→ DOCUMENT PASSAGE:
=====

2013-10-08 Thread Dave
Hi,

Spoke too soon! 

I just can't seem to get my head around this. I can make it work, but I'm 
getting into an infinite loop because updating the scroll view is causing the 
delegates to fire again (AFAICT). I'm not sure what to put in layoutSubviews 
and what to put in the delegate methods. I'm beginning to think this just isn't 
possible with UIScrollView and wondering if I should burn a DTS Support Request 
on it.

This would be so easy if I just had the source to UIScrollView!

All the Best
Dave

On 8 Oct 2013, at 20:20, Dave d...@looktowindward.com wrote:

 Hi,
 
 I finally managed to get back on this! I've got it working when scrolling 
 from left to right and can detect when the user scrolls past the last item, 
 however, I can't seem to find a way to detect when the user scrolls to before 
 the first item. 
 
 I get -0 for offset X
 
 2013-10-08 20:18:20.607 LTWScrollTest1[17988:a0b] contentOffset: {-0, 0}
 
 But that doesn't do me much good!
 
 It seems to work quite nicely going left to right, but having difficulties 
 figuring out how to make it work scrolling right to left.

=====

→ DATA EXCERPTS:
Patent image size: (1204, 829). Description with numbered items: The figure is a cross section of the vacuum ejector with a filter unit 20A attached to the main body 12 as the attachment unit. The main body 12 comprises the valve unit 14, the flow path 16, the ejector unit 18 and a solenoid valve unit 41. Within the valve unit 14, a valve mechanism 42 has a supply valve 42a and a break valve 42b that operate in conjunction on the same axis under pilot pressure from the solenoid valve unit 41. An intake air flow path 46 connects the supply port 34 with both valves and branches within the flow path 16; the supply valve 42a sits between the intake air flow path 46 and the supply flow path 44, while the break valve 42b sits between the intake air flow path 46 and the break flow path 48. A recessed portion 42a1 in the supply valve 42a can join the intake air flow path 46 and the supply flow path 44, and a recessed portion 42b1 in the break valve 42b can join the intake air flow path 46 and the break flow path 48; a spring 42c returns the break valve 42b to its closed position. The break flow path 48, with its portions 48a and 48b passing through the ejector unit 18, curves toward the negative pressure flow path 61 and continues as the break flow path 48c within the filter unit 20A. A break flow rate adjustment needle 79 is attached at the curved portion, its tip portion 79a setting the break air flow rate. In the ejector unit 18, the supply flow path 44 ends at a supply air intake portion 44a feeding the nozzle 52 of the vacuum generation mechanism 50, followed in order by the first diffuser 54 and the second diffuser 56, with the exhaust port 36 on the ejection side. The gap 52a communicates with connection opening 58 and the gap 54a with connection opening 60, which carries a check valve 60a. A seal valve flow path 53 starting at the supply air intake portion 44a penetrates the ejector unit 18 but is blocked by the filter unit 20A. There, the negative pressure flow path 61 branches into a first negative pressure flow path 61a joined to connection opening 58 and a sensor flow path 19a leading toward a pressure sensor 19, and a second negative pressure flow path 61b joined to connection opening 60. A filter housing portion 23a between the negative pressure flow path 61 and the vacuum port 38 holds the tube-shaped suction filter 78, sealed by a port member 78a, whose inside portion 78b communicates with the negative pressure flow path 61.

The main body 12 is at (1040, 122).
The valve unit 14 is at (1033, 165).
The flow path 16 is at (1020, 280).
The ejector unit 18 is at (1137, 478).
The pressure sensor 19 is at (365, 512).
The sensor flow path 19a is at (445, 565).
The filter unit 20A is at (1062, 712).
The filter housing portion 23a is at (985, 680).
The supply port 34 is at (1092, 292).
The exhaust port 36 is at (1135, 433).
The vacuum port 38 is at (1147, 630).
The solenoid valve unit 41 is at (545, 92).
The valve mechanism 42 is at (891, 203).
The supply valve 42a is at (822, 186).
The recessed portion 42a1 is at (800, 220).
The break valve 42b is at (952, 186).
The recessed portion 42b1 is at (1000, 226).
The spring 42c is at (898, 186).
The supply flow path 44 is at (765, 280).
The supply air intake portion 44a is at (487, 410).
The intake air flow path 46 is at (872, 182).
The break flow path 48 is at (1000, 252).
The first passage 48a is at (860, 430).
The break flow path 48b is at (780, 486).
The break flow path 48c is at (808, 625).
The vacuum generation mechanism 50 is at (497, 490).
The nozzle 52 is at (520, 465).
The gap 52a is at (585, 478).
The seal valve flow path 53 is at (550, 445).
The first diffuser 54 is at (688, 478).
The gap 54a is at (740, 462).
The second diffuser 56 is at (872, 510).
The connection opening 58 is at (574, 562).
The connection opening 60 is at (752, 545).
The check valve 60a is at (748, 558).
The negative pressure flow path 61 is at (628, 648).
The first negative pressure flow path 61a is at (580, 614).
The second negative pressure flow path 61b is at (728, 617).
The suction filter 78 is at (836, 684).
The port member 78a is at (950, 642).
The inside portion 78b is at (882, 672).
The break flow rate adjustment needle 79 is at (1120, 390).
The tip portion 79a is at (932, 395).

=====

Pick up the UIScrollView mailing-list message where it stops and continue it.

 Any idea greatly appreciated as I'm need to get this working for tomorrow 
 morning!
 
 Thanks a lot.
 
 All the Best
 Dave
 
 
 
 On 8 Oct 2013, at 08:56, Kyle Sluder k...@ksluder.com wrote:
 
 On Oct 8, 2013, at 12:44 AM, Dave d...@looktowindward.com wrote:
 
 Thanks Kyle,
 
 That's what I was trying to figure out, whether I needed to re-layout the 
 views based on the positions or whether I could just do it by keeping an 
 Array of the image views separately and rotating this as it scroll past the 
 end. I sort of got this working, but of course the Subviews of the Scroll 
 View just grows and grows! 
 
 This is what I got at the moment:
 
 //  Scroll past last item detected (in the scrollViewDidScroll delegate 
 method)
 
  if (theScrollView.contentSize.width - theScrollView.contentOffset.x = 
 1024)
  {
  myContentInfo = [self.pContentArray objectAtIndex:0];
  [self.pContentArray addObject:myContentInfo];
  [self.pContentArray removeObjectAtIndex:0];
 
  [self addContentInfo:myContentInfo withEndFlag:YES];
  }
 
 Which kind of works, but obviously isn't the way to do it. 
 
 Thanks for confirming I needed to use -layoutSubviews, I'm about to start 
 on this track now.
 
 You don’t *have* to use -layoutSubviews, but you'll probably get the best 
 results if you do. You could theoretically do this all in the delegate's 
 implementation of -scrollViewDidScroll:, but that’ll probably double the 
 number of layout passes and certainly multiply the number of message sends. 
 When scrolling, you want to avoid as much unnecessary work as is reasonable.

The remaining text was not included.